* DIRECTIONS: Filter these entries, keeping only lines that hold the word "JSON".

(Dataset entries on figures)
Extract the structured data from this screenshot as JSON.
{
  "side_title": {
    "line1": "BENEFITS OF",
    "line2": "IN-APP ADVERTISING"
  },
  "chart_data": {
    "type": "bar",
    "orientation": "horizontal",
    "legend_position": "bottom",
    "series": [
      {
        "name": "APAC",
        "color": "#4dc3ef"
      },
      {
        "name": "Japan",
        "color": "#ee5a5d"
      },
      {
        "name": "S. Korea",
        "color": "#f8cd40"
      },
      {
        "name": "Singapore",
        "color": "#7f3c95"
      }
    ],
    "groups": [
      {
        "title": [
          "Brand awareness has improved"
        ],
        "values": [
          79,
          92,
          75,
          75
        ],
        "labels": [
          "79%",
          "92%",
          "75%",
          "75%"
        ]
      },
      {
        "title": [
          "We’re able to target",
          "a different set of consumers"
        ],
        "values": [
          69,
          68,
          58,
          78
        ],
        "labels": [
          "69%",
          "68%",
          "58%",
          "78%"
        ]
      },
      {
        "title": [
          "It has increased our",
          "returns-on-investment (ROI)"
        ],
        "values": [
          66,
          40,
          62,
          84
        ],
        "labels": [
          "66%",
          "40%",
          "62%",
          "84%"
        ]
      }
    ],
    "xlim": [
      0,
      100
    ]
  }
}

---

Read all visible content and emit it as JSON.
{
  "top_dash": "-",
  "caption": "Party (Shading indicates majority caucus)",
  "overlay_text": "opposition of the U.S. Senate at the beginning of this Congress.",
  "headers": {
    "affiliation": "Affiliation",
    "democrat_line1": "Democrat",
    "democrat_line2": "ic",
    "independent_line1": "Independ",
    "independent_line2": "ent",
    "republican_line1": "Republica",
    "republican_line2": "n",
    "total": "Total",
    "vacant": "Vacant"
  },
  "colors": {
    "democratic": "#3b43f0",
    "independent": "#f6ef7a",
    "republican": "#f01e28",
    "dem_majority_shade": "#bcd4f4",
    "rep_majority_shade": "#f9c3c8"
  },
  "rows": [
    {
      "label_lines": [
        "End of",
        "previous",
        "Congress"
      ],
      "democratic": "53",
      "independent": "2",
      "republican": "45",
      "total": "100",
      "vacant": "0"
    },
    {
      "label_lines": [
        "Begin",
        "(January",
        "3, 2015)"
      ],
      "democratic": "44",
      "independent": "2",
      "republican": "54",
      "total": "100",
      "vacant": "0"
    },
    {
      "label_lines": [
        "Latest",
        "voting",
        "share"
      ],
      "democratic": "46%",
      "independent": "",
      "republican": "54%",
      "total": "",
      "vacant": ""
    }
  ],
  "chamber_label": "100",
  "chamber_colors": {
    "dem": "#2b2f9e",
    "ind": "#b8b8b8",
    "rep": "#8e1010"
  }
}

--

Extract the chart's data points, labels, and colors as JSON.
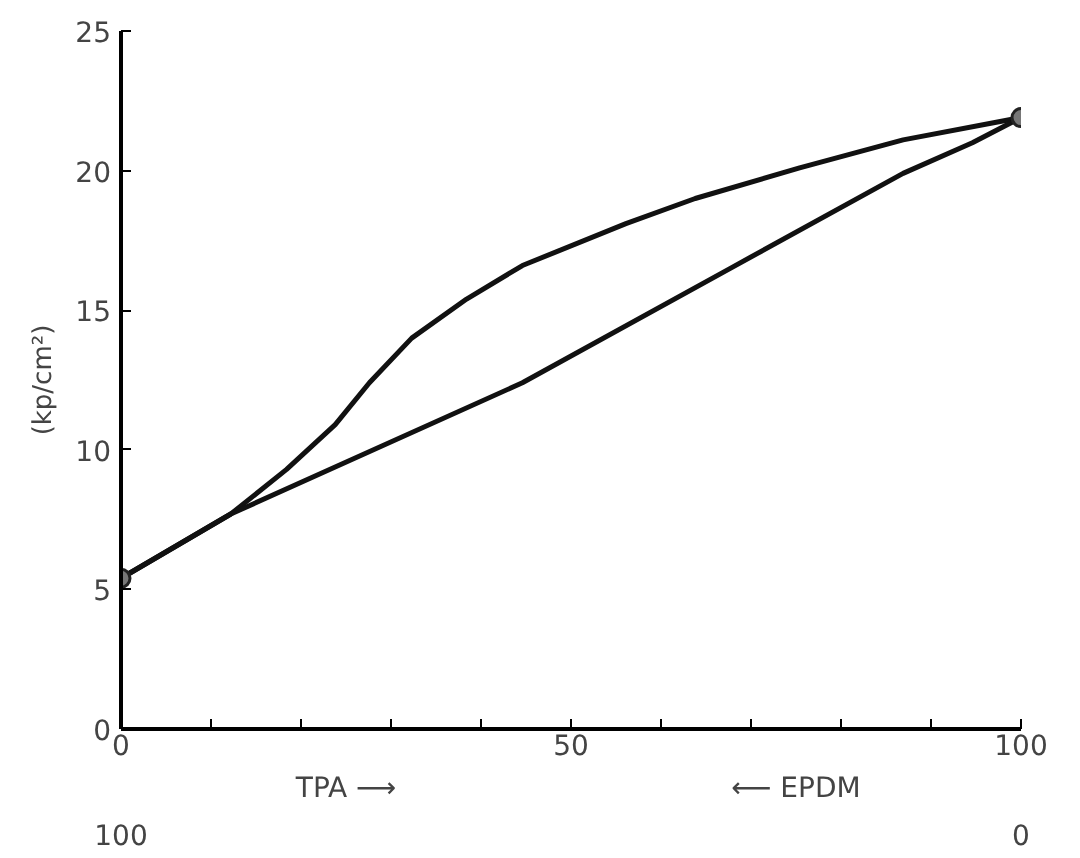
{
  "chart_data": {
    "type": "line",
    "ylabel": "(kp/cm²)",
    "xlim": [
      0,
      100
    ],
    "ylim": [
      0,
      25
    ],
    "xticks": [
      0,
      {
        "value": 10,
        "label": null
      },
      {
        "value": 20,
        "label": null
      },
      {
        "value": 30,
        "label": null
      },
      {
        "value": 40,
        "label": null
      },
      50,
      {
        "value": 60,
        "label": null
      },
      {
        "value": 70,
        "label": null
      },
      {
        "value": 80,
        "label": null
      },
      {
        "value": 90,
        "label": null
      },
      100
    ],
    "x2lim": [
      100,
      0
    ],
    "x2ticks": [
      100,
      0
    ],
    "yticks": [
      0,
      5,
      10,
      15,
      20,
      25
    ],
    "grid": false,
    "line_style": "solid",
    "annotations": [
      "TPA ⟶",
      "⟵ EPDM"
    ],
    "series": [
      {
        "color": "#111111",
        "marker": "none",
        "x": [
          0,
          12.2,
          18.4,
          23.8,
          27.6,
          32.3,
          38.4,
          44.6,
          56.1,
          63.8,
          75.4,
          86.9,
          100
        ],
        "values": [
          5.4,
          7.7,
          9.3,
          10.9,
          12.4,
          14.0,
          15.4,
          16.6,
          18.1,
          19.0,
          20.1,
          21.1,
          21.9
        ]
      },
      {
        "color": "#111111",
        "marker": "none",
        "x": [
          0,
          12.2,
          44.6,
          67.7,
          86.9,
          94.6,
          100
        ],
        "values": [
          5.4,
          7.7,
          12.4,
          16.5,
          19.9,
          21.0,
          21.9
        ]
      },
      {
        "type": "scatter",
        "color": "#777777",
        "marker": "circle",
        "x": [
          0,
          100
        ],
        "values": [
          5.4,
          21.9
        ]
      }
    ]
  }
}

* REPLY TO THE EXERCISE:
Extract the structured data from this screenshot as JSON.
Read all visible content and emit it as JSON.
Extract the chart's data points, labels, and colors as JSON.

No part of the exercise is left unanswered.